[Stored data entries]
((

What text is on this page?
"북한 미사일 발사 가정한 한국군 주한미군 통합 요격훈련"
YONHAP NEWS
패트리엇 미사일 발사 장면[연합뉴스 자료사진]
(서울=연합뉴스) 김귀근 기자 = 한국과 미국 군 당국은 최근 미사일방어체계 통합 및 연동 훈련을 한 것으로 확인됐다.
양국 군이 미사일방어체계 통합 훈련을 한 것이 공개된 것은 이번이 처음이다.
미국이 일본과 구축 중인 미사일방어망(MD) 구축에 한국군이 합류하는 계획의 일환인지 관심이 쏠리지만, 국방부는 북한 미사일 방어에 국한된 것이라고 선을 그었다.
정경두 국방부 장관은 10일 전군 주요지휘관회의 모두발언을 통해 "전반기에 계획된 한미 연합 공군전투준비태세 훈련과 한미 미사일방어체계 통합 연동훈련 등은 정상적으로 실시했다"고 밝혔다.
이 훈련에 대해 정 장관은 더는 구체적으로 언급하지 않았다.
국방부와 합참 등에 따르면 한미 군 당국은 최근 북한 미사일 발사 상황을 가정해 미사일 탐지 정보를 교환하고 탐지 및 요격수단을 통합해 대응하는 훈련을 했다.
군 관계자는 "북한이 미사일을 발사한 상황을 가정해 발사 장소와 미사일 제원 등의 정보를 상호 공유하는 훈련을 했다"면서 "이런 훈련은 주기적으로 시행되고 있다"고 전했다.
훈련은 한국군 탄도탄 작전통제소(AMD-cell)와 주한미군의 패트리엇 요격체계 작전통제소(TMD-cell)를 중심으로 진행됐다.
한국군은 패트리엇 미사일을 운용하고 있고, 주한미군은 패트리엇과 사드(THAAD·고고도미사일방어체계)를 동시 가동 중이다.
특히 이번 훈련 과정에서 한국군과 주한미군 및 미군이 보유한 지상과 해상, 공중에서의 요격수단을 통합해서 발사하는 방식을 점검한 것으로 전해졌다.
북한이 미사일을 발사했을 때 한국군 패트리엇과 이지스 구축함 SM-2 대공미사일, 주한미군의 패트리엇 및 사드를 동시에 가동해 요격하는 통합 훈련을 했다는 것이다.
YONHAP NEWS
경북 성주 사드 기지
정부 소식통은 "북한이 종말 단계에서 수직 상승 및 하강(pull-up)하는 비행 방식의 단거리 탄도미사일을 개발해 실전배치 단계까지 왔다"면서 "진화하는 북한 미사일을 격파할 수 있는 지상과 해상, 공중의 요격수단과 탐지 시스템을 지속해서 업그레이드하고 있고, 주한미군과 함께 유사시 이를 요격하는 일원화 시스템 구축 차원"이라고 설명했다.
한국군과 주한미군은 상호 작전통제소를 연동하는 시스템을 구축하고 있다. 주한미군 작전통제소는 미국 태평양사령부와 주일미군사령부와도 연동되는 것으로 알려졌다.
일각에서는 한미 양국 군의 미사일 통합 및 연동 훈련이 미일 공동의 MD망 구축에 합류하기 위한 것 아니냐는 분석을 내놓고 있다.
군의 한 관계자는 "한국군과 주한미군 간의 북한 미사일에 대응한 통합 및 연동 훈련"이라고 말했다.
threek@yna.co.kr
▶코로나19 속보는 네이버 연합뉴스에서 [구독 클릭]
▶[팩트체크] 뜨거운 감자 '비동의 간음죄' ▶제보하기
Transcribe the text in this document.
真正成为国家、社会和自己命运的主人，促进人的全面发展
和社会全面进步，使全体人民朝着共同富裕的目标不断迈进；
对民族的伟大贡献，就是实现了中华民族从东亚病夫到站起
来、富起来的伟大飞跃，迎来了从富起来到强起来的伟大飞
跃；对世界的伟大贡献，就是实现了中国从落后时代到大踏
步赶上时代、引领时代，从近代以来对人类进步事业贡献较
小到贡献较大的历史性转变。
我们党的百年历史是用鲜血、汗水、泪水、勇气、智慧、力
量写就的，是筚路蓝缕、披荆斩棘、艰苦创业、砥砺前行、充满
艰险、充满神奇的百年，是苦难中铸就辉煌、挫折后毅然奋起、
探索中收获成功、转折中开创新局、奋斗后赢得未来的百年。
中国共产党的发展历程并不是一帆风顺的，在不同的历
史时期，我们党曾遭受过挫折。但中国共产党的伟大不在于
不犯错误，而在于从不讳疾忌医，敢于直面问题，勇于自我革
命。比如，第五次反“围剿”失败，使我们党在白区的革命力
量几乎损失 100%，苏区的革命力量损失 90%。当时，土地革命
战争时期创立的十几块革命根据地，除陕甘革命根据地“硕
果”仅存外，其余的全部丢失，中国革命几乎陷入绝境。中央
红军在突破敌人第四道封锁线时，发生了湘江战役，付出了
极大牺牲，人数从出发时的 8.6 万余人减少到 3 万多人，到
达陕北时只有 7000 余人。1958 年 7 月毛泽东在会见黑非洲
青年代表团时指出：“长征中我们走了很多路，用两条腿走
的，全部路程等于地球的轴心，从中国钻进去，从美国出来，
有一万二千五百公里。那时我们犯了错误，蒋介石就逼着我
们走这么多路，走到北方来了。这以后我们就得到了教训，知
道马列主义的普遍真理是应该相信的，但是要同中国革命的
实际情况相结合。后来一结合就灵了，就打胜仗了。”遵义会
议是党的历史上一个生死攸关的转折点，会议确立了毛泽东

))

> [WORK REQUIRED]: In the entries above, identify every line with the word "미사일을". Copy those lines.

> [ANSWER TO THE PROBLEM]:
군 관계자는 "북한이 미사일을 발사한 상황을 가정해 발사 장소와 미사일 제원 등의 정보를 상호 공유하는 훈련을 했다"면서 "이런 훈련은 주기적으로 시행되고 있다"고 전했다.
한국군은 패트리엇 미사일을 운용하고 있고, 주한미군은 패트리엇과 사드(THAAD·고고도미사일방어체계)를 동시 가동 중이다.
북한이 미사일을 발사했을 때 한국군 패트리엇과 이지스 구축함 SM-2 대공미사일, 주한미군의 패트리엇 및 사드를 동시에 가동해 요격하는 통합 훈련을 했다는 것이다.
정부 소식통은 "북한이 종말 단계에서 수직 상승 및 하강(pull-up)하는 비행 방식의 단거리 탄도미사일을 개발해 실전배치 단계까지 왔다"면서 "진화하는 북한 미사일을 격파할 수 있는 지상과 해상, 공중의 요격수단과 탐지 시스템을 지속해서 업그레이드하고 있고, 주한미군과 함께 유사시 이를 요격하는 일원화 시스템 구축 차원"이라고 설명했다.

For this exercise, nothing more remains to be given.